* DATASET ENTRIES

▼

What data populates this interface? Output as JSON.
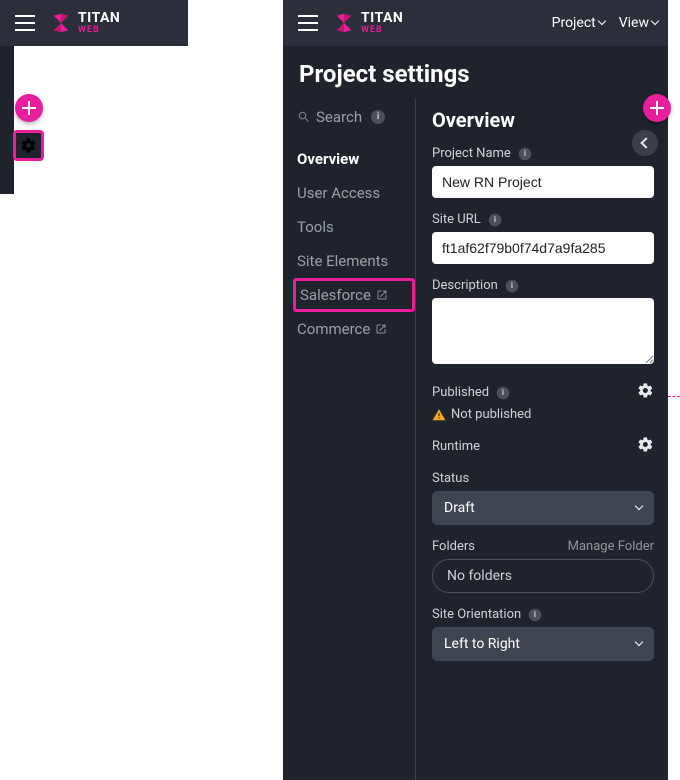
{
  "brand": {
    "name": "TITAN",
    "sub": "WEB"
  },
  "topbar": {
    "menus": {
      "project": "Project",
      "view": "View"
    }
  },
  "page_title": "Project settings",
  "search": {
    "placeholder": "Search"
  },
  "nav": {
    "overview": "Overview",
    "user_access": "User Access",
    "tools": "Tools",
    "site_elements": "Site Elements",
    "salesforce": "Salesforce",
    "commerce": "Commerce"
  },
  "overview": {
    "heading": "Overview",
    "project_name_label": "Project Name",
    "project_name_value": "New RN Project",
    "site_url_label": "Site URL",
    "site_url_value": "ft1af62f79b0f74d7a9fa285",
    "description_label": "Description",
    "description_value": "",
    "published_label": "Published",
    "published_status": "Not published",
    "runtime_label": "Runtime",
    "status_label": "Status",
    "status_value": "Draft",
    "folders_label": "Folders",
    "manage_folder": "Manage Folder",
    "no_folders": "No folders",
    "site_orientation_label": "Site Orientation",
    "site_orientation_value": "Left to Right"
  },
  "colors": {
    "accent": "#e91e9c"
  }
}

▲

Leave out the pictures and transcribe everything else exactly.

What data populates this interface? Output as JSON.
{
  "brand": {
    "name": "TITAN",
    "sub": "WEB"
  },
  "topbar": {
    "menus": {
      "project": "Project",
      "view": "View"
    }
  },
  "page_title": "Project settings",
  "search": {
    "placeholder": "Search"
  },
  "nav": {
    "overview": "Overview",
    "user_access": "User Access",
    "tools": "Tools",
    "site_elements": "Site Elements",
    "salesforce": "Salesforce",
    "commerce": "Commerce"
  },
  "overview": {
    "heading": "Overview",
    "project_name_label": "Project Name",
    "project_name_value": "New RN Project",
    "site_url_label": "Site URL",
    "site_url_value": "ft1af62f79b0f74d7a9fa285",
    "description_label": "Description",
    "description_value": "",
    "published_label": "Published",
    "published_status": "Not published",
    "runtime_label": "Runtime",
    "status_label": "Status",
    "status_value": "Draft",
    "folders_label": "Folders",
    "manage_folder": "Manage Folder",
    "no_folders": "No folders",
    "site_orientation_label": "Site Orientation",
    "site_orientation_value": "Left to Right"
  },
  "colors": {
    "accent": "#e91e9c"
  }
}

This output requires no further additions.